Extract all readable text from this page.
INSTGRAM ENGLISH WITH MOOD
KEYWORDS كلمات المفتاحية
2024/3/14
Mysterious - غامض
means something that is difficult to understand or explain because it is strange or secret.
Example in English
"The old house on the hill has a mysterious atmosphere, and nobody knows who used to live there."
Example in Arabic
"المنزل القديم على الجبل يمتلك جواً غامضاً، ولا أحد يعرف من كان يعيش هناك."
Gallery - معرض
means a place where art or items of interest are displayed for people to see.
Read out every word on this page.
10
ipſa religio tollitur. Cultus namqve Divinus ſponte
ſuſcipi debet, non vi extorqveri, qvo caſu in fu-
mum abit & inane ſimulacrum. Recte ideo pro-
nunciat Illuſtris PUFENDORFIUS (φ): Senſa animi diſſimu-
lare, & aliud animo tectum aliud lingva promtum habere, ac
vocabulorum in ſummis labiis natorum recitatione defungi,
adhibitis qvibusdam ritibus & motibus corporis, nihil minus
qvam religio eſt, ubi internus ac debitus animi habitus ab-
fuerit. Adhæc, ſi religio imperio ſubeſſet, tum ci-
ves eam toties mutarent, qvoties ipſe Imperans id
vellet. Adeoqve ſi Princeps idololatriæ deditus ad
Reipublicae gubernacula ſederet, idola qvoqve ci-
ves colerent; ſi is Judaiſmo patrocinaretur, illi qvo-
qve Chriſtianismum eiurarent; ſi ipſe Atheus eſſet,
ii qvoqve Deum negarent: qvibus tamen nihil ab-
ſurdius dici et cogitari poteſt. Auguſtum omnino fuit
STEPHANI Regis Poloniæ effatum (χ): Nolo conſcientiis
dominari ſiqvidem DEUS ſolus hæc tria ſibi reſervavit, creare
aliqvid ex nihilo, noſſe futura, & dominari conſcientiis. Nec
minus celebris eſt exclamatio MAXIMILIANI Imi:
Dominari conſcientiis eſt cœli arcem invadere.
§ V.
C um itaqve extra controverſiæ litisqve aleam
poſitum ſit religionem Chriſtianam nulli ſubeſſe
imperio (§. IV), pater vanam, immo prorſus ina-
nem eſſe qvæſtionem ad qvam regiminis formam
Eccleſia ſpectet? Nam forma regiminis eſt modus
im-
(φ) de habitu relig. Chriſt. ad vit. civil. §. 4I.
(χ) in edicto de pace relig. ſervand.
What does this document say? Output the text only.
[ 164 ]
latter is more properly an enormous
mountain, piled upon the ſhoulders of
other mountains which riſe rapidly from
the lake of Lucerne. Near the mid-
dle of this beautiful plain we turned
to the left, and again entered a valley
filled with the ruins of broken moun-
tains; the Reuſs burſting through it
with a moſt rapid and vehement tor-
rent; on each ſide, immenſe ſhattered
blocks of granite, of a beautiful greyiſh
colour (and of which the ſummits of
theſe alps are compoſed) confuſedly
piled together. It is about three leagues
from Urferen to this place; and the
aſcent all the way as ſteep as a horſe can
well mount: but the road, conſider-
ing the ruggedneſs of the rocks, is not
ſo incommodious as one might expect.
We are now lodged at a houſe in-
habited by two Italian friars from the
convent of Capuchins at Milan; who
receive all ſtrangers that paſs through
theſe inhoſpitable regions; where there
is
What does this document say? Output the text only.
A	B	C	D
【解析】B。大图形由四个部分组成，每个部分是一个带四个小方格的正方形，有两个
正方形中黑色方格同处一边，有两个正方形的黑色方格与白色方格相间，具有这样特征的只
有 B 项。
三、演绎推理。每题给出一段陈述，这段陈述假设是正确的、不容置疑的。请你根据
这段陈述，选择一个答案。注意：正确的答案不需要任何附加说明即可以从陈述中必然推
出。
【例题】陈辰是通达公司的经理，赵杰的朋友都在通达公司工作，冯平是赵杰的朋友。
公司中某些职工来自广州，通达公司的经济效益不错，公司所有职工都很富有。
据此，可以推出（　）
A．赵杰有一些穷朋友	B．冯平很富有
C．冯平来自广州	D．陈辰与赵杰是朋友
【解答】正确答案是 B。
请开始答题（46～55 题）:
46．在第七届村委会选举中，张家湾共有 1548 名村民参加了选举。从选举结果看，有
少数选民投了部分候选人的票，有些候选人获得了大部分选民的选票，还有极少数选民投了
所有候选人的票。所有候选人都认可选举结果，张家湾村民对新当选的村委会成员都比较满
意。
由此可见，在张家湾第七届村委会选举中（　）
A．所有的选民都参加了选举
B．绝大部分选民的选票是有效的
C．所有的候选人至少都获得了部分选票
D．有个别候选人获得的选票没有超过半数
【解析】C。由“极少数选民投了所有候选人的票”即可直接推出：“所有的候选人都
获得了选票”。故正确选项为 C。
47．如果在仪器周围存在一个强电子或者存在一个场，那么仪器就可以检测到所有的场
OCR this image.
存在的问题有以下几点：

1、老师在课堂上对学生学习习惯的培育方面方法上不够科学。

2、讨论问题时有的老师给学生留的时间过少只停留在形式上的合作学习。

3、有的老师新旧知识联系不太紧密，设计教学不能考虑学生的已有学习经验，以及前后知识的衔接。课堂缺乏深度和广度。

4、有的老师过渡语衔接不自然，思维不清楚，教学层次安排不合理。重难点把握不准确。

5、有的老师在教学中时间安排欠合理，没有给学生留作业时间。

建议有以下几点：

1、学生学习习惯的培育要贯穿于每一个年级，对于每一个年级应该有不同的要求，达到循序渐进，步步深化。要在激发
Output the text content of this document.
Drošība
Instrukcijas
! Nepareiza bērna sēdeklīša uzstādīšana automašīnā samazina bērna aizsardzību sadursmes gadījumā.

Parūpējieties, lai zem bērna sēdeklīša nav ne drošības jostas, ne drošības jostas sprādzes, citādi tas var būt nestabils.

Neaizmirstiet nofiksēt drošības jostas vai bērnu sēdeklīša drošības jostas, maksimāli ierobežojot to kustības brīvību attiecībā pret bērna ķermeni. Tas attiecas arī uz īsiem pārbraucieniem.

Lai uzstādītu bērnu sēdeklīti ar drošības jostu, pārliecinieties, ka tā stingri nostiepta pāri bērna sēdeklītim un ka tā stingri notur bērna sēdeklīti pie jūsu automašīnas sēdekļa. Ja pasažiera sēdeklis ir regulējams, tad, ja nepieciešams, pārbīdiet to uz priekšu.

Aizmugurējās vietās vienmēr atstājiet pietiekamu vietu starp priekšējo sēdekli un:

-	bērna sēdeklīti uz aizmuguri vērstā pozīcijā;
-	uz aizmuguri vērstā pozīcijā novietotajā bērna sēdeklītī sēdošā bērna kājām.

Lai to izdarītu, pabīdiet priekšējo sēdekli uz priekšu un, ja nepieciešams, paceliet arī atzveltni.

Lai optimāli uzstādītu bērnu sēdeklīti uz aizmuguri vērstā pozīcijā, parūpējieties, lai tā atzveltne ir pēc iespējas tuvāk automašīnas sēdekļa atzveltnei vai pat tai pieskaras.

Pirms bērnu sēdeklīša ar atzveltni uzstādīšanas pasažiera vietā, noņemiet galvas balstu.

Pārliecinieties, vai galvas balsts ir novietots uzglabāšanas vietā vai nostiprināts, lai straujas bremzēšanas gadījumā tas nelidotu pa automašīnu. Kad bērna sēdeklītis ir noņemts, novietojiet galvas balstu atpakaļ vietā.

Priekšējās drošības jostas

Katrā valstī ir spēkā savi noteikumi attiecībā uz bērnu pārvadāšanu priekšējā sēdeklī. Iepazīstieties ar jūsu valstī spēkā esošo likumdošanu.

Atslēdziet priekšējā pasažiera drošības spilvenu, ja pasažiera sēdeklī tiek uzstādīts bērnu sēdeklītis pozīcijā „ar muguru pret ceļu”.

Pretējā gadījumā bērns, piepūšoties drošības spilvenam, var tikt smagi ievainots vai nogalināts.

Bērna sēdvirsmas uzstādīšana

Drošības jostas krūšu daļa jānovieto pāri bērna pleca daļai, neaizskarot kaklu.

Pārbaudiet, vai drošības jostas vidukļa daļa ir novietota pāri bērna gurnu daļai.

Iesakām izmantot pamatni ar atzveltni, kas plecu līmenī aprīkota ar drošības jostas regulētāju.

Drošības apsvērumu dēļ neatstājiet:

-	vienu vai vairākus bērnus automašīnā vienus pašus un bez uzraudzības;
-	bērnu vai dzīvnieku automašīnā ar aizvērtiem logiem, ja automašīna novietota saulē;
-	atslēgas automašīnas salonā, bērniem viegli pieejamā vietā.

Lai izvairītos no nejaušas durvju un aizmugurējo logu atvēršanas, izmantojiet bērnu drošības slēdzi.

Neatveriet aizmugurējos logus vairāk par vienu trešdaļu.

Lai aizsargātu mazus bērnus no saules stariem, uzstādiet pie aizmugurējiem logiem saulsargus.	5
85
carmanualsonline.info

-*-

# [The problem]
Scan the data above and copy every line with "balstu" in it.

# [Exercise answer]
Pirms bērnu sēdeklīša ar atzveltni uzstādīšanas pasažiera vietā, noņemiet galvas balstu.
Pārliecinieties, vai galvas balsts ir novietots uzglabāšanas vietā vai nostiprināts, lai straujas bremzēšanas gadījumā tas nelidotu pa automašīnu. Kad bērna sēdeklītis ir noņemts, novietojiet galvas balstu atpakaļ vietā.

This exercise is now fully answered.